■ Task statement ■
Select all lines holding the word "name" from the entries that follow.

■ Extracted records ■
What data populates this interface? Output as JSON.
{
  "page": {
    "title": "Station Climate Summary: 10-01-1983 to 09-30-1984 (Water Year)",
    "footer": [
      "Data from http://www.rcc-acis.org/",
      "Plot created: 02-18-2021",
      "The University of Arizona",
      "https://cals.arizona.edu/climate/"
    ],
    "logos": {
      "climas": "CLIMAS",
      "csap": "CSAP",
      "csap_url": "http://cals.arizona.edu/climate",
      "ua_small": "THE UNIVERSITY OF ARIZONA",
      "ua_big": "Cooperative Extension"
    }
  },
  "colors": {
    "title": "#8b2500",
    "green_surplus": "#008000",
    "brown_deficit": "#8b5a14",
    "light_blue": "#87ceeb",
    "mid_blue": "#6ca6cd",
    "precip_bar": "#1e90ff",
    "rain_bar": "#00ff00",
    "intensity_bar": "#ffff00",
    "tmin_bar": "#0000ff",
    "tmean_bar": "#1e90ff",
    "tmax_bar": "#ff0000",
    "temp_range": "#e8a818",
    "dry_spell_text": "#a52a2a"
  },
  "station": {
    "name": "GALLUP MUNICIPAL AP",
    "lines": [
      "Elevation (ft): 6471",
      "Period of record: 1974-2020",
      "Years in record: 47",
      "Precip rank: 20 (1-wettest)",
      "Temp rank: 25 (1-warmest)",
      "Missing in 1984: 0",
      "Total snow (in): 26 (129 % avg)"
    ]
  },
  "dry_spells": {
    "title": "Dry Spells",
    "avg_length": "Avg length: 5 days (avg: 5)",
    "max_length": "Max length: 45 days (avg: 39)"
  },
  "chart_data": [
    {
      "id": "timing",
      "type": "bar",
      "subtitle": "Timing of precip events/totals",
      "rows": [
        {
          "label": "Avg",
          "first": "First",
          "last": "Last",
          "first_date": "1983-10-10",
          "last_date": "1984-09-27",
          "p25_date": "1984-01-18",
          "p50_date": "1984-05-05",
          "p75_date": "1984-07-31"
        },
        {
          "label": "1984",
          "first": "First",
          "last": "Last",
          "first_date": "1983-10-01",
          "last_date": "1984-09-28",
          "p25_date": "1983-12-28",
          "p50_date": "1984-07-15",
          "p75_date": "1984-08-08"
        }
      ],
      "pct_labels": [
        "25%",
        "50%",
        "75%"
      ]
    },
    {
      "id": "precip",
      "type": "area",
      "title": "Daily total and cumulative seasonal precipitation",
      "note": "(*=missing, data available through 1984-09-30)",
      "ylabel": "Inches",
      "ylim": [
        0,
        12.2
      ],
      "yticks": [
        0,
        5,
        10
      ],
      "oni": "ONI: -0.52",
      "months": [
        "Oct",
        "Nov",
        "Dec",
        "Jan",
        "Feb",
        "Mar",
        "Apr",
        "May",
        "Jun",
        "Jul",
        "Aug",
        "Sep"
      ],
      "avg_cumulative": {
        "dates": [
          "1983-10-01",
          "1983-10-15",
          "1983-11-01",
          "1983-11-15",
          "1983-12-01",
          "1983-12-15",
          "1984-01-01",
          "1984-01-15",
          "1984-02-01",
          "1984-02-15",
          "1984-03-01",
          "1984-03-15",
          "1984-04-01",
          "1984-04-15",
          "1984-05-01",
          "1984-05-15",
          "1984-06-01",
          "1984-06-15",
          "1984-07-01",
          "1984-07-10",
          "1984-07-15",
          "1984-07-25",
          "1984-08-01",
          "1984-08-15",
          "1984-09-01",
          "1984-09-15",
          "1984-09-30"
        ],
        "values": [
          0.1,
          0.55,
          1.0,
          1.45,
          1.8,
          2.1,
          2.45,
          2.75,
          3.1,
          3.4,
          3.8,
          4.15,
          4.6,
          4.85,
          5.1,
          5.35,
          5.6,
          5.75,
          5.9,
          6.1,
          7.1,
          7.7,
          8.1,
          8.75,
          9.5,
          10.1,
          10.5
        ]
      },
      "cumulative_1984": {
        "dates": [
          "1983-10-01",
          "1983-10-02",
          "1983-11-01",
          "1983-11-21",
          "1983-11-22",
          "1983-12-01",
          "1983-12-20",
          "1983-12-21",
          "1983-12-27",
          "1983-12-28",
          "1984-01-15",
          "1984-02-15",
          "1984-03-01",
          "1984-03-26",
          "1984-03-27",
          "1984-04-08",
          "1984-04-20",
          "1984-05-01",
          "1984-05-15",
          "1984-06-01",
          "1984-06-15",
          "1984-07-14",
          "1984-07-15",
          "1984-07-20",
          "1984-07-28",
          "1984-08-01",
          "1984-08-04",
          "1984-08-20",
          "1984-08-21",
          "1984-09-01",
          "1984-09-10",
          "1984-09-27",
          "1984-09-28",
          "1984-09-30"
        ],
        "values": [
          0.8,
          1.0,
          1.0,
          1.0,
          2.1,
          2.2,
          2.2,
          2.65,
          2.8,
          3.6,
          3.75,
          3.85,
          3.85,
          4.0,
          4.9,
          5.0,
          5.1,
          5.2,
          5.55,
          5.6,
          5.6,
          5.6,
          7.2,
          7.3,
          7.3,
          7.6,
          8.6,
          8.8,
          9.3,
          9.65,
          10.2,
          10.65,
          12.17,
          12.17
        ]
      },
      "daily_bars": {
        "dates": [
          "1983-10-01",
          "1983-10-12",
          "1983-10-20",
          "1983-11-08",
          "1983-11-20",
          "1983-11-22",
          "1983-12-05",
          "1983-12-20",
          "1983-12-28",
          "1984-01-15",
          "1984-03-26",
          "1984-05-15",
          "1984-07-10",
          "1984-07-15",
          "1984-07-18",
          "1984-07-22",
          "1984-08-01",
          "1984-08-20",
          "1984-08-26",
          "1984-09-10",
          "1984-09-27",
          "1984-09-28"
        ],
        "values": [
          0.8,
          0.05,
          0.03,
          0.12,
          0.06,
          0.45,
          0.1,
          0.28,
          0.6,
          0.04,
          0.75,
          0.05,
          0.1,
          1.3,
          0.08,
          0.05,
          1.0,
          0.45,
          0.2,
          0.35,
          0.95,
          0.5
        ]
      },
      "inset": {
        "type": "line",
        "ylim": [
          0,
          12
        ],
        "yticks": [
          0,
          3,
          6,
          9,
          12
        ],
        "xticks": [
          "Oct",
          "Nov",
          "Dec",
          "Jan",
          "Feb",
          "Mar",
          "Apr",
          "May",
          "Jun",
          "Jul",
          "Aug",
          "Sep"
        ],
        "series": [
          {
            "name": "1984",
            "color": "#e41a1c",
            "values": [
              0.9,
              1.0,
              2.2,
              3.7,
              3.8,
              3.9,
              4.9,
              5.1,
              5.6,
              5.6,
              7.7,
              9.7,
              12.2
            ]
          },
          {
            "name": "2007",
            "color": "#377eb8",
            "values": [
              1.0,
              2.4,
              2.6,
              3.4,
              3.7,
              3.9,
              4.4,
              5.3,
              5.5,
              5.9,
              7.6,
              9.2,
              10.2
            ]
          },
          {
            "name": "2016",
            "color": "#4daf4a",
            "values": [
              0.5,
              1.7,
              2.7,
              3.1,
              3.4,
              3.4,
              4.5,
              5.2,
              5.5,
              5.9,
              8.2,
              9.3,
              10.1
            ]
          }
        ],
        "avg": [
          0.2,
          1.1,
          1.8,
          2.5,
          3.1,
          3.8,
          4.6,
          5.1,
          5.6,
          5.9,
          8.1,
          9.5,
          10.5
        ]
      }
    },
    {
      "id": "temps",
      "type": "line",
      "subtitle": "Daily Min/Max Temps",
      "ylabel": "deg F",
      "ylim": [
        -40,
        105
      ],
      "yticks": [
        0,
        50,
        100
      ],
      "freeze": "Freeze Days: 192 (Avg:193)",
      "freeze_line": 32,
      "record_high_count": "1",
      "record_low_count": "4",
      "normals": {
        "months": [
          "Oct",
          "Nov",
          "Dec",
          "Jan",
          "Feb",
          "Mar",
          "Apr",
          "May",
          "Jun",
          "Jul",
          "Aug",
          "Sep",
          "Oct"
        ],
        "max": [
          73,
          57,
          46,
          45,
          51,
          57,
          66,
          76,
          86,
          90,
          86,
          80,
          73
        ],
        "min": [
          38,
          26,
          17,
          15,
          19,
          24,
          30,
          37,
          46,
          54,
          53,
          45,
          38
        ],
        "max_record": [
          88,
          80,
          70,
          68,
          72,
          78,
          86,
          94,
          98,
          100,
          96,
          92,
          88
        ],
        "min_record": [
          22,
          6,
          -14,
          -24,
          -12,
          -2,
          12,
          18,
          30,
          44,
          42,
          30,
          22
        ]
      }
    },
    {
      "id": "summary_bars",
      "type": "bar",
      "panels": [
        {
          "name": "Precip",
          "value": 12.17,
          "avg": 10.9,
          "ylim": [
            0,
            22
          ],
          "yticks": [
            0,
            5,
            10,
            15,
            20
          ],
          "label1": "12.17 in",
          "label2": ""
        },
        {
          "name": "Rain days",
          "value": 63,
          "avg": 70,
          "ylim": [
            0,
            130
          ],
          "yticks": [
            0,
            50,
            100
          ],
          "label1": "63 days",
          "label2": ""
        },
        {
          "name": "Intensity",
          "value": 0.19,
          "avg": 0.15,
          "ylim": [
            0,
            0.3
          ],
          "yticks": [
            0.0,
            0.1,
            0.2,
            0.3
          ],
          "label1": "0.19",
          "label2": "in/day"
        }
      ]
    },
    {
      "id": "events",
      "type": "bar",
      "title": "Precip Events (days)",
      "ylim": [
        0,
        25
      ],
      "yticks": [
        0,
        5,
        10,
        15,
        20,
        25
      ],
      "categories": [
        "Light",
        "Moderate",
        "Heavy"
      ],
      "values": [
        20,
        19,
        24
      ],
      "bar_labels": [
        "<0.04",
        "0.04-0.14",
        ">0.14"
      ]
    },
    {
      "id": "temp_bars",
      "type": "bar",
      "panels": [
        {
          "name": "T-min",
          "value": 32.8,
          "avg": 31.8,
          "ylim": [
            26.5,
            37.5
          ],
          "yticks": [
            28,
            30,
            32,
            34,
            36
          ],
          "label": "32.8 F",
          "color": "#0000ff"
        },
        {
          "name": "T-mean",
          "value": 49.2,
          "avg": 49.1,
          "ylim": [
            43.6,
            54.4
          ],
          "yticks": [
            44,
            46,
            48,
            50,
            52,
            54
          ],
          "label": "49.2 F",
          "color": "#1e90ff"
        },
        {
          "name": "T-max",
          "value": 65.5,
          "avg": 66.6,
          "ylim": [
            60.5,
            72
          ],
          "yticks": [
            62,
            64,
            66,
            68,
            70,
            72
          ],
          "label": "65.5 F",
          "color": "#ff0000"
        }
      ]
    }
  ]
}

■ Expected output ■
    "name": "GALLUP MUNICIPAL AP",
            "name": "1984",
            "name": "2007",
            "name": "2016",
          "name": "Precip",
          "name": "Rain days",
          "name": "Intensity",
          "name": "T-min",
          "name": "T-mean",
          "name": "T-max",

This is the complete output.